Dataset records
— Begin —
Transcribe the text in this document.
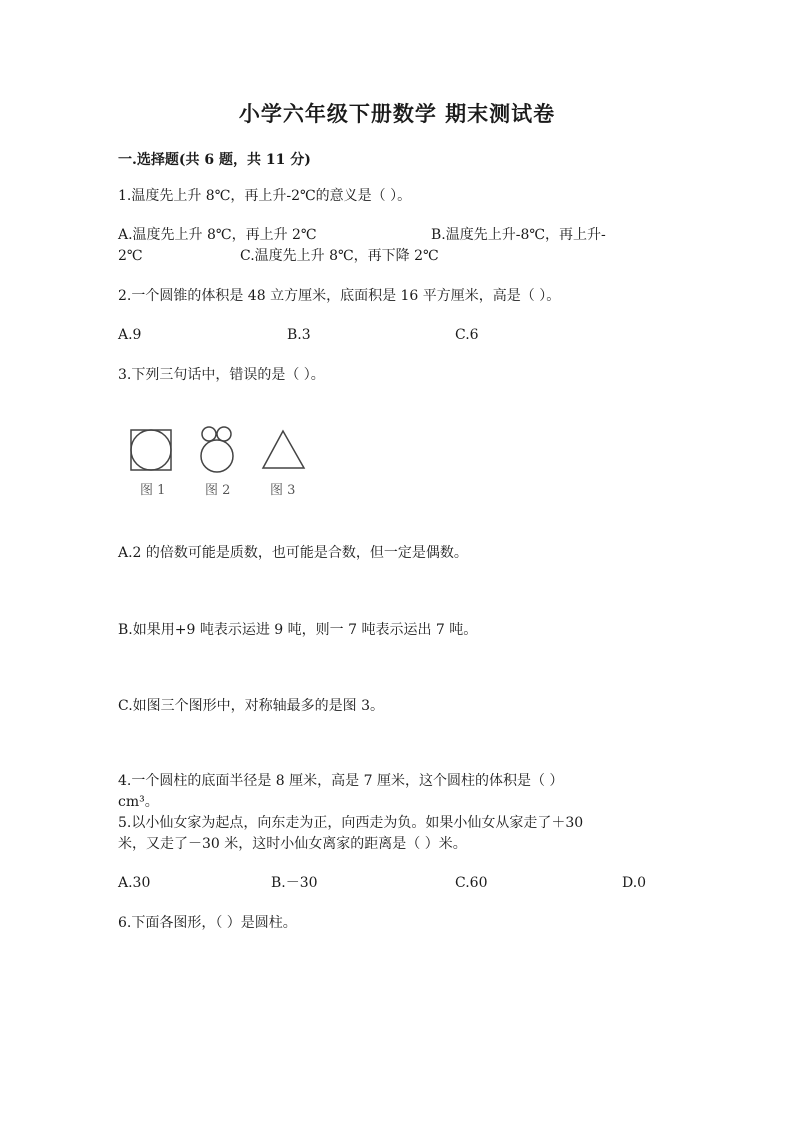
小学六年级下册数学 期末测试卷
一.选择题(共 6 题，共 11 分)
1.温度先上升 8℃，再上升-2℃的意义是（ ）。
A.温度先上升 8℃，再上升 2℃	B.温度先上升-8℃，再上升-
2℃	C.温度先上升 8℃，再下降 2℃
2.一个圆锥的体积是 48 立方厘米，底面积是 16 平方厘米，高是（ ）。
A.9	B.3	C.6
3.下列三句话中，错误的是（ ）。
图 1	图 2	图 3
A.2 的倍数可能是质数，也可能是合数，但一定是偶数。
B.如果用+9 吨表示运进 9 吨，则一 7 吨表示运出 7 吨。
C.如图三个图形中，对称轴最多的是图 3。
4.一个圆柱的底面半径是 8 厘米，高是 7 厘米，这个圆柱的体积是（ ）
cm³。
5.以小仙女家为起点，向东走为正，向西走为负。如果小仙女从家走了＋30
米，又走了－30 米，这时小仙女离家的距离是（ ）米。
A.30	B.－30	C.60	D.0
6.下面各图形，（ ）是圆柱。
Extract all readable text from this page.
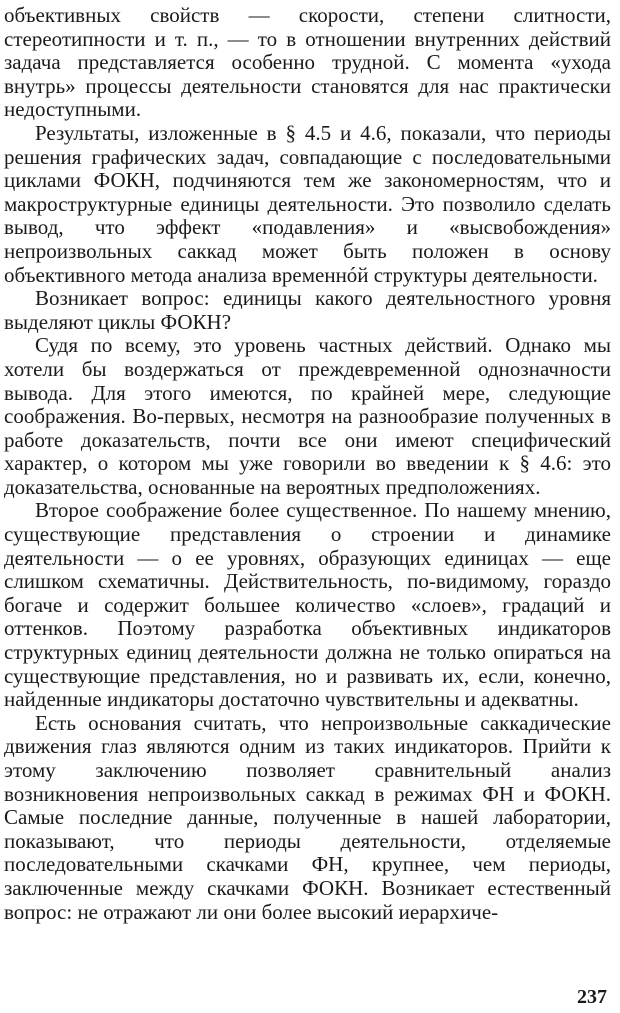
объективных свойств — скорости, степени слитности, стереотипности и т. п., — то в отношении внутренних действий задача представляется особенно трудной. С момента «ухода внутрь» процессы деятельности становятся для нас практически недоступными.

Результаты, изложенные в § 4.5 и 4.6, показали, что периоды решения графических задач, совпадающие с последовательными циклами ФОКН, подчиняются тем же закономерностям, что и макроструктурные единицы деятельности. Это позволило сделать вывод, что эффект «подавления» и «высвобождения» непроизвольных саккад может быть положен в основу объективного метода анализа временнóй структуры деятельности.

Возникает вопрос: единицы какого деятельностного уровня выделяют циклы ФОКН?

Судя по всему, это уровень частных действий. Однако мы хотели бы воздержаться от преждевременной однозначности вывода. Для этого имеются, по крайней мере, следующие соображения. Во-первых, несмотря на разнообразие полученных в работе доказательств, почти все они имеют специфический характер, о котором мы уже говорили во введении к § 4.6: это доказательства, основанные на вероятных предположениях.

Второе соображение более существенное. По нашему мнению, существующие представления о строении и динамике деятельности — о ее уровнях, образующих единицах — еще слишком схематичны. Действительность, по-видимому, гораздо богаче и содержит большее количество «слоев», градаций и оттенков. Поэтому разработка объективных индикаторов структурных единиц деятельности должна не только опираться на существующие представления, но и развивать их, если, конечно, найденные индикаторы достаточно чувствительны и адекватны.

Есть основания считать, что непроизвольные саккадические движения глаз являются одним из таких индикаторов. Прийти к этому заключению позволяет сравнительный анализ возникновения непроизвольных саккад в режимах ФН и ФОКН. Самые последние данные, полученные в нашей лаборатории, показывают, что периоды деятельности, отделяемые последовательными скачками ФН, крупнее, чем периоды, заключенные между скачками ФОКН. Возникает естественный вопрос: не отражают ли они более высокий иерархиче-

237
— End —
■ GIVEN EXERCISE:
Copy every line of the listing that contains the word "ФОКН".

■ RESPONSE:
Результаты, изложенные в § 4.5 и 4.6, показали, что периоды решения графических задач, совпадающие с последовательными циклами ФОКН, подчиняются тем же закономерностям, что и макроструктурные единицы деятельности. Это позволило сделать вывод, что эффект «подавления» и «высвобождения» непроизвольных саккад может быть положен в основу объективного метода анализа временнóй структуры деятельности.
Возникает вопрос: единицы какого деятельностного уровня выделяют циклы ФОКН?
Есть основания считать, что непроизвольные саккадические движения глаз являются одним из таких индикаторов. Прийти к этому заключению позволяет сравнительный анализ возникновения непроизвольных саккад в режимах ФН и ФОКН. Самые последние данные, полученные в нашей лаборатории, показывают, что периоды деятельности, отделяемые последовательными скачками ФН, крупнее, чем периоды, заключенные между скачками ФОКН. Возникает естественный вопрос: не отражают ли они более высокий иерархиче-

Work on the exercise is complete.